Dataset rows
##########
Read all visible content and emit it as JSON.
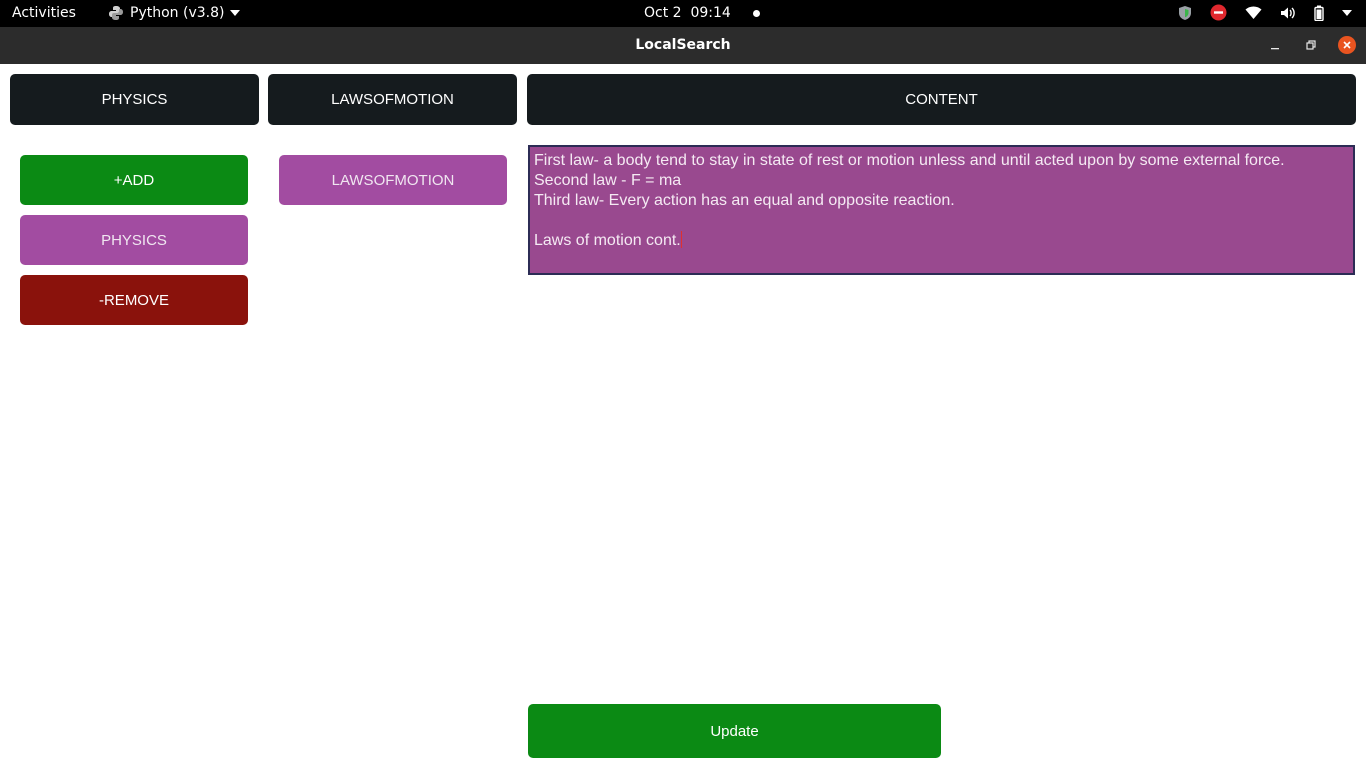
{
  "topbar": {
    "activities": "Activities",
    "app_menu": "Python (v3.8)",
    "date": "Oct 2",
    "time": "09:14"
  },
  "window": {
    "title": "LocalSearch"
  },
  "headers": {
    "col1": "PHYSICS",
    "col2": "LAWSOFMOTION",
    "col3": "CONTENT"
  },
  "left_column": {
    "add_label": "+ADD",
    "item_label": "PHYSICS",
    "remove_label": "-REMOVE"
  },
  "middle_column": {
    "item_label": "LAWSOFMOTION"
  },
  "content": {
    "lines": [
      "First law- a body tend to stay in state of rest or motion unless and until acted upon by some external force.",
      "Second law - F = ma",
      "Third law- Every action has an equal and opposite reaction.",
      "",
      "Laws of motion cont."
    ]
  },
  "update_label": "Update",
  "colors": {
    "green": "#0b8a14",
    "purple": "#a24ca1",
    "content_bg": "#99498f",
    "dark_red": "#8a120c",
    "header_bg": "#151b1e",
    "close_orange": "#e95420"
  }
}
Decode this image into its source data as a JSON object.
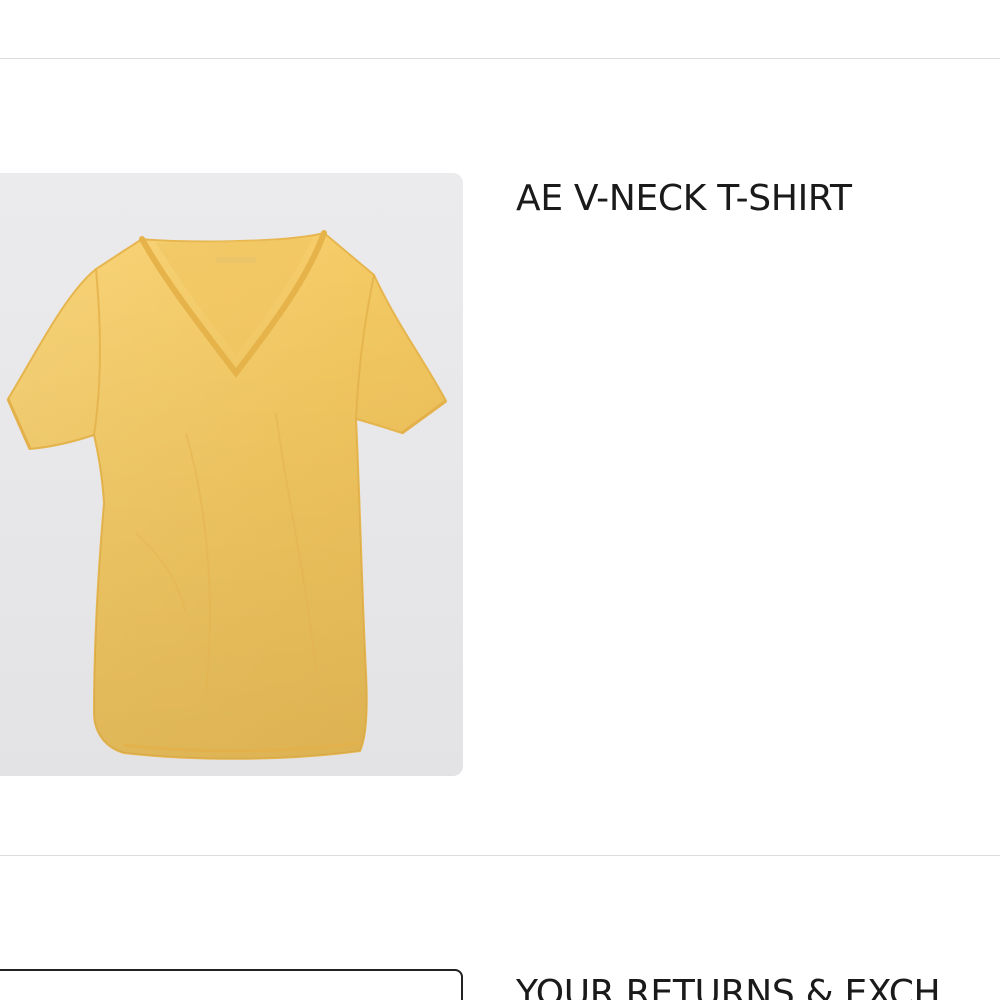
{
  "product": {
    "title": "AE V-NECK T-SHIRT",
    "image_alt": "Yellow v-neck t-shirt",
    "shirt_color": "#f5cd6e",
    "image_background": "#e8e8ea"
  },
  "next_section": {
    "title": "YOUR RETURNS & EXCH"
  },
  "colors": {
    "divider": "#dcdcdc",
    "text": "#1a1a1a",
    "page_background": "#ffffff"
  }
}
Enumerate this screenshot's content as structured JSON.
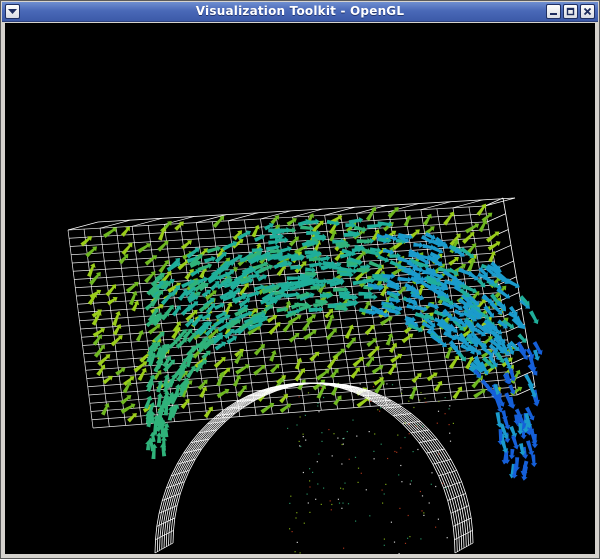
{
  "window": {
    "title": "Visualization Toolkit - OpenGL",
    "controls": [
      "minimize",
      "maximize",
      "close"
    ]
  },
  "scene": {
    "background_color": "#000000",
    "outline_color": "#ffffff",
    "vector_colors": [
      "#9acd1a",
      "#6fb821",
      "#2fb27a",
      "#1fae9a",
      "#1a9bcc",
      "#155fd8"
    ],
    "icons": {
      "window_menu": "window-menu-icon",
      "minimize": "minimize-icon",
      "maximize": "maximize-icon",
      "close": "close-icon"
    }
  }
}
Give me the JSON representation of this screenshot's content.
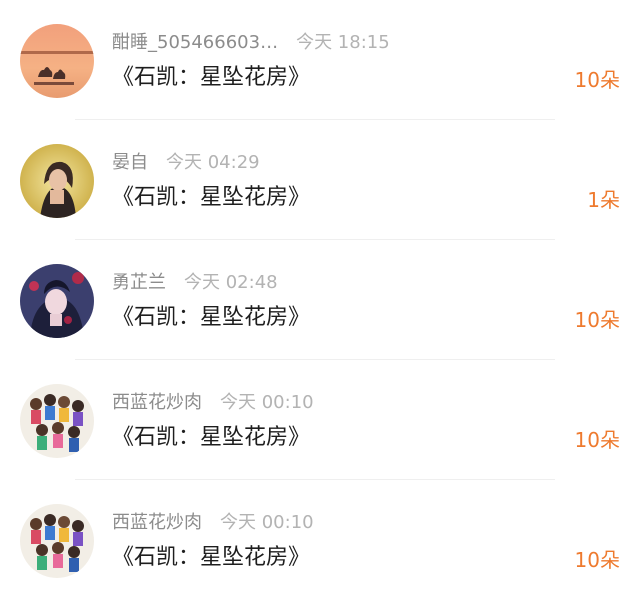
{
  "gifts": [
    {
      "avatar_icon": "sunset-cats-avatar-icon",
      "username": "酣睡_505466603…",
      "time": "今天 18:15",
      "title": "《石凯：星坠花房》",
      "amount": "10朵"
    },
    {
      "avatar_icon": "woman-portrait-avatar-icon",
      "username": "晏自",
      "time": "今天 04:29",
      "title": "《石凯：星坠花房》",
      "amount": "1朵"
    },
    {
      "avatar_icon": "illustrated-woman-avatar-icon",
      "username": "勇芷兰",
      "time": "今天 02:48",
      "title": "《石凯：星坠花房》",
      "amount": "10朵"
    },
    {
      "avatar_icon": "cartoon-group-avatar-icon",
      "username": "西蓝花炒肉",
      "time": "今天 00:10",
      "title": "《石凯：星坠花房》",
      "amount": "10朵"
    },
    {
      "avatar_icon": "cartoon-group-avatar-icon",
      "username": "西蓝花炒肉",
      "time": "今天 00:10",
      "title": "《石凯：星坠花房》",
      "amount": "10朵"
    }
  ],
  "colors": {
    "amount": "#ee7a2e",
    "username": "#8c8c8c",
    "time": "#b3b3b3",
    "title": "#1e1e1e",
    "divider": "#efefef"
  }
}
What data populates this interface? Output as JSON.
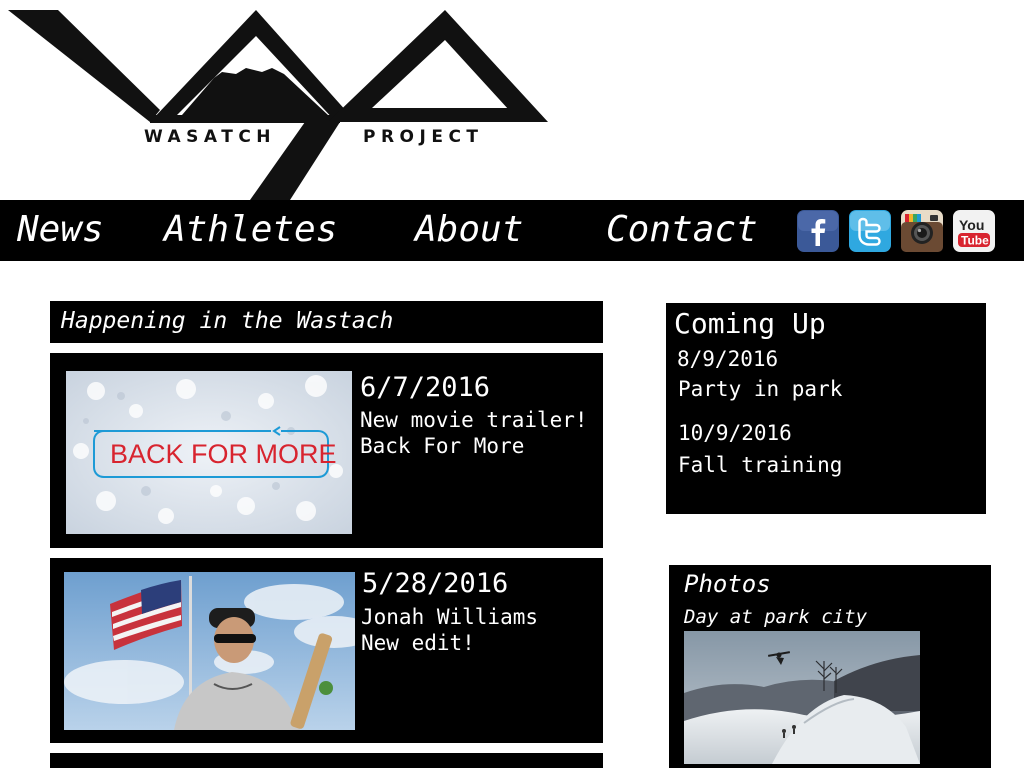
{
  "brand": {
    "left_word": "WASATCH",
    "right_word": "PROJECT"
  },
  "nav": {
    "items": [
      "News",
      "Athletes",
      "About",
      "Contact"
    ]
  },
  "social": [
    "facebook-icon",
    "twitter-icon",
    "instagram-icon",
    "youtube-icon"
  ],
  "news": {
    "heading": "Happening in the Wastach",
    "posts": [
      {
        "date": "6/7/2016",
        "line1": "New movie trailer!",
        "line2": "Back For More",
        "thumb_text": "BACK FOR MORE"
      },
      {
        "date": "5/28/2016",
        "line1": "Jonah Williams",
        "line2": "New edit!"
      }
    ]
  },
  "coming_up": {
    "title": "Coming Up",
    "events": [
      {
        "date": "8/9/2016",
        "name": "Party in park"
      },
      {
        "date": "10/9/2016",
        "name": "Fall training"
      }
    ]
  },
  "photos": {
    "title": "Photos",
    "caption": "Day at park city"
  },
  "colors": {
    "background": "#ffffff",
    "panel": "#000000",
    "text": "#ffffff",
    "accent_red": "#d8242f",
    "accent_blue": "#1d9ad6"
  }
}
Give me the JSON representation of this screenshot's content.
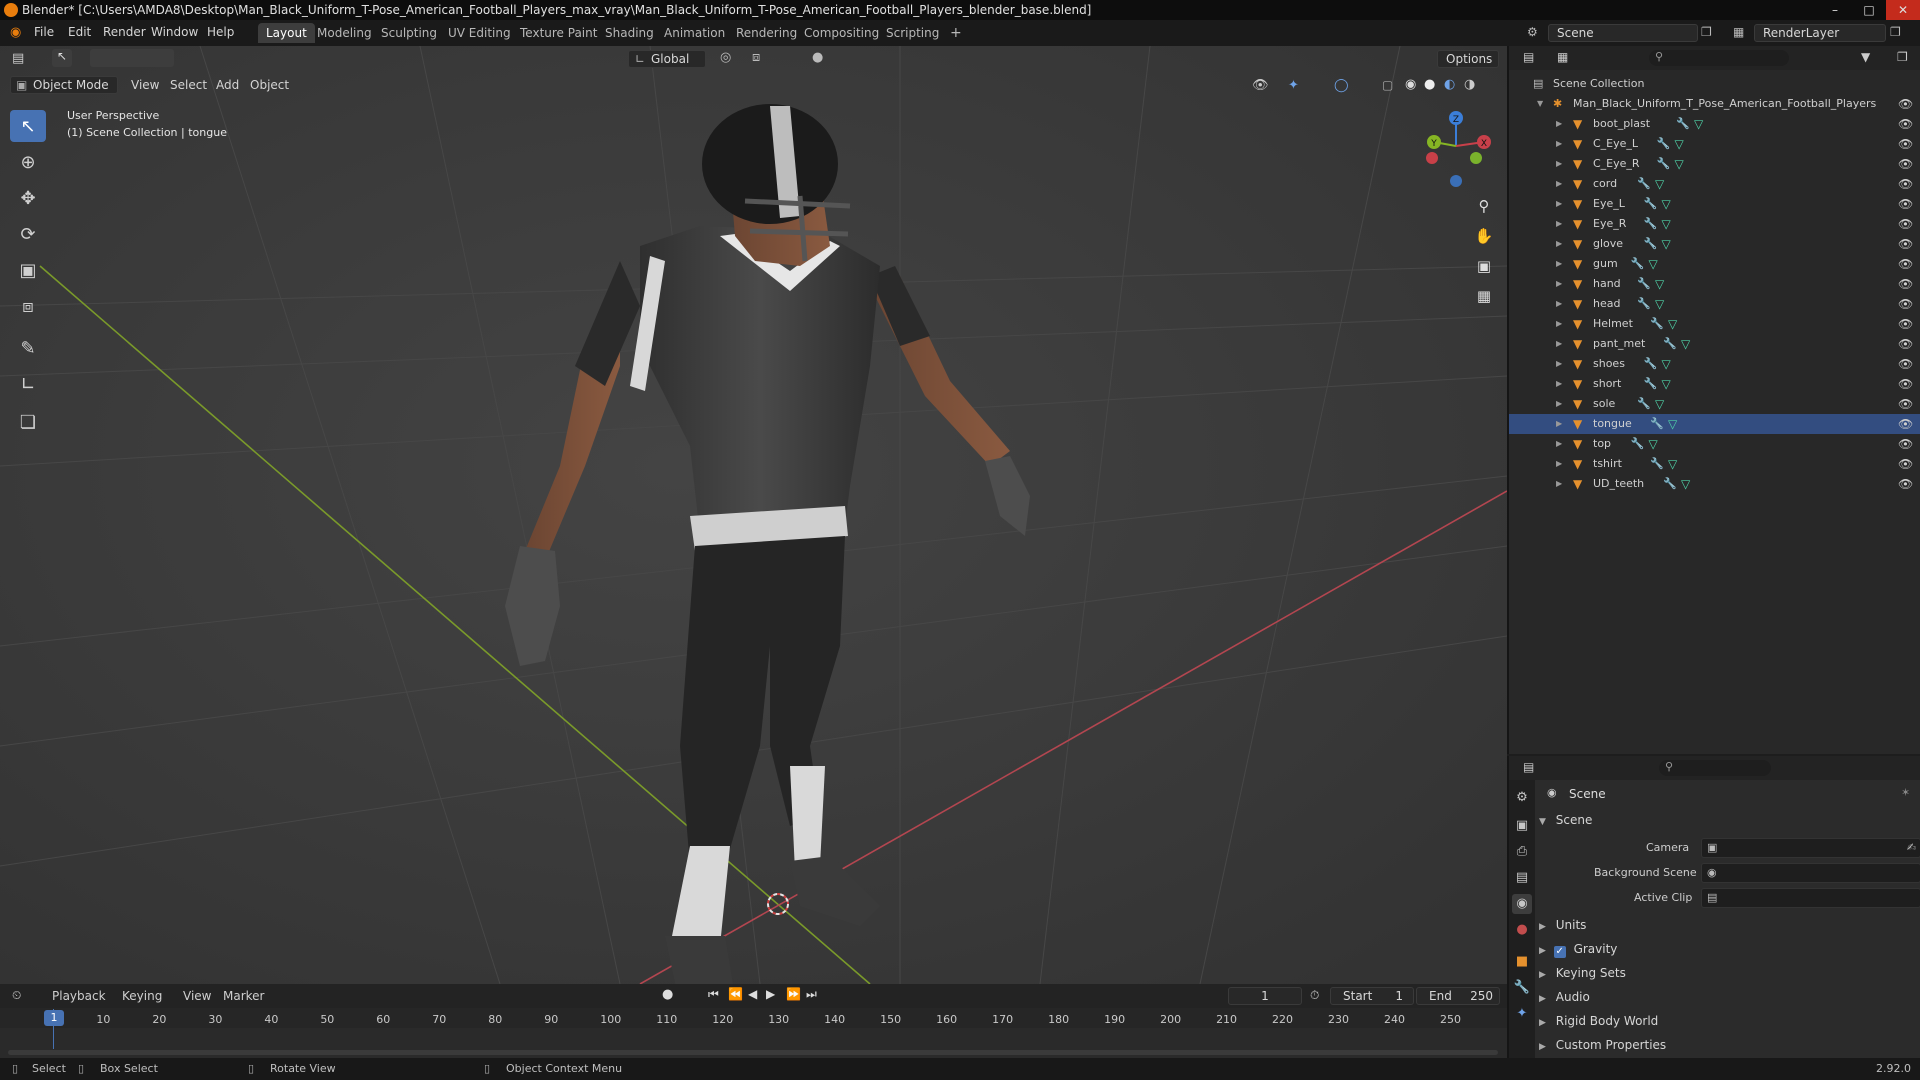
{
  "window": {
    "title": "Blender* [C:\\Users\\AMDA8\\Desktop\\Man_Black_Uniform_T-Pose_American_Football_Players_max_vray\\Man_Black_Uniform_T-Pose_American_Football_Players_blender_base.blend]",
    "minimize": "–",
    "maximize": "□",
    "close": "✕"
  },
  "menu": {
    "file": "File",
    "edit": "Edit",
    "render": "Render",
    "window": "Window",
    "help": "Help"
  },
  "workspaces": [
    "Layout",
    "Modeling",
    "Sculpting",
    "UV Editing",
    "Texture Paint",
    "Shading",
    "Animation",
    "Rendering",
    "Compositing",
    "Scripting"
  ],
  "workspace_add": "+",
  "scene_selector": {
    "value": "Scene"
  },
  "render_layer": {
    "value": "RenderLayer"
  },
  "viewport": {
    "transform_orientation": "Global",
    "options": "Options",
    "mode": "Object Mode",
    "menus": [
      "View",
      "Select",
      "Add",
      "Object"
    ],
    "overlay_line1": "User Perspective",
    "overlay_line2": "(1) Scene Collection | tongue",
    "gizmo": {
      "z": "Z",
      "y": "Y",
      "x": "X"
    }
  },
  "outliner": {
    "root": "Scene Collection",
    "collection": "Man_Black_Uniform_T_Pose_American_Football_Players",
    "objects": [
      "boot_plast",
      "C_Eye_L",
      "C_Eye_R",
      "cord",
      "Eye_L",
      "Eye_R",
      "glove",
      "gum",
      "hand",
      "head",
      "Helmet",
      "pant_met",
      "shoes",
      "short",
      "sole",
      "tongue",
      "top",
      "tshirt",
      "UD_teeth"
    ]
  },
  "properties": {
    "context": "Scene",
    "panel_scene": "Scene",
    "camera_label": "Camera",
    "background_label": "Background Scene",
    "clip_label": "Active Clip",
    "panels": [
      "Units",
      "Gravity",
      "Keying Sets",
      "Audio",
      "Rigid Body World",
      "Custom Properties"
    ],
    "gravity_checked": true
  },
  "timeline": {
    "menus": [
      "Playback",
      "Keying",
      "View",
      "Marker"
    ],
    "current_frame": "1",
    "start_label": "Start",
    "start": "1",
    "end_label": "End",
    "end": "250",
    "frames": [
      "1",
      "10",
      "20",
      "30",
      "40",
      "50",
      "60",
      "70",
      "80",
      "90",
      "100",
      "110",
      "120",
      "130",
      "140",
      "150",
      "160",
      "170",
      "180",
      "190",
      "200",
      "210",
      "220",
      "230",
      "240",
      "250"
    ]
  },
  "status": {
    "select": "Select",
    "box_select": "Box Select",
    "rotate_view": "Rotate View",
    "context_menu": "Object Context Menu",
    "version": "2.92.0"
  },
  "colors": {
    "accent": "#4772b3",
    "object_orange": "#e5912e",
    "x_axis": "#c8404a",
    "y_axis": "#86b524",
    "z_axis": "#3b7ed8"
  }
}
##########
What you need to do
Only a number is wanted: how many lines of the data above contain "tongue"?

Output for this exercise
2